## Data entries
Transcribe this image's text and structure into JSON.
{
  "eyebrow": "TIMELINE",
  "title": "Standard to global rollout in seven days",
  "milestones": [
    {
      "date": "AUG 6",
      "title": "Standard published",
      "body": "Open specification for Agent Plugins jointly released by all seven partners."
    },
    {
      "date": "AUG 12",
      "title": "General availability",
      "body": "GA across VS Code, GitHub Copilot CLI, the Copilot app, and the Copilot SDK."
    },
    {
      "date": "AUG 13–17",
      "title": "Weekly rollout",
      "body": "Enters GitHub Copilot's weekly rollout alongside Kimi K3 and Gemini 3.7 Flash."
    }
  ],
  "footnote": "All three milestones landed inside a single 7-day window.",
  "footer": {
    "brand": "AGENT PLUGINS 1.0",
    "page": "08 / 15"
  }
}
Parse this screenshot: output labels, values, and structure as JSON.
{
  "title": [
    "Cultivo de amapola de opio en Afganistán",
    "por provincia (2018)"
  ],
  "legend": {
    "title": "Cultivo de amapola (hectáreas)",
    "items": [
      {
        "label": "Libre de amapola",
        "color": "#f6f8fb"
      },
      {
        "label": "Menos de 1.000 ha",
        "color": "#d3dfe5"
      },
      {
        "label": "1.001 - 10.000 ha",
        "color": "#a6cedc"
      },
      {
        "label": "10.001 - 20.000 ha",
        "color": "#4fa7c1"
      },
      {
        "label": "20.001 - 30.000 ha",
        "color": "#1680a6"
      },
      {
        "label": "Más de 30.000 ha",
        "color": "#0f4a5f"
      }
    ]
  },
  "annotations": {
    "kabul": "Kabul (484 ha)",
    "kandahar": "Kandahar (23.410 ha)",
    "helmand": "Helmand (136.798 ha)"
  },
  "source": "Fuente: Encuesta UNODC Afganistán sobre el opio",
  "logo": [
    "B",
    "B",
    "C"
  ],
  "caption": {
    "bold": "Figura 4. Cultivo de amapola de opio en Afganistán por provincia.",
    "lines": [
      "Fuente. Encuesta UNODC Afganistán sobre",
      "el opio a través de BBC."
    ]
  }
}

## What this task involves
Return precisely the lines of the records, starting with the line that holds "Parse this screenshot: output" and ending with the last one.

## Correct response
Parse this screenshot: output labels, values, and structure as JSON.
{
  "title": [
    "Cultivo de amapola de opio en Afganistán",
    "por provincia (2018)"
  ],
  "legend": {
    "title": "Cultivo de amapola (hectáreas)",
    "items": [
      {
        "label": "Libre de amapola",
        "color": "#f6f8fb"
      },
      {
        "label": "Menos de 1.000 ha",
        "color": "#d3dfe5"
      },
      {
        "label": "1.001 - 10.000 ha",
        "color": "#a6cedc"
      },
      {
        "label": "10.001 - 20.000 ha",
        "color": "#4fa7c1"
      },
      {
        "label": "20.001 - 30.000 ha",
        "color": "#1680a6"
      },
      {
        "label": "Más de 30.000 ha",
        "color": "#0f4a5f"
      }
    ]
  },
  "annotations": {
    "kabul": "Kabul (484 ha)",
    "kandahar": "Kandahar (23.410 ha)",
    "helmand": "Helmand (136.798 ha)"
  },
  "source": "Fuente: Encuesta UNODC Afganistán sobre el opio",
  "logo": [
    "B",
    "B",
    "C"
  ],
  "caption": {
    "bold": "Figura 4. Cultivo de amapola de opio en Afganistán por provincia.",
    "lines": [
      "Fuente. Encuesta UNODC Afganistán sobre",
      "el opio a través de BBC."
    ]
  }
}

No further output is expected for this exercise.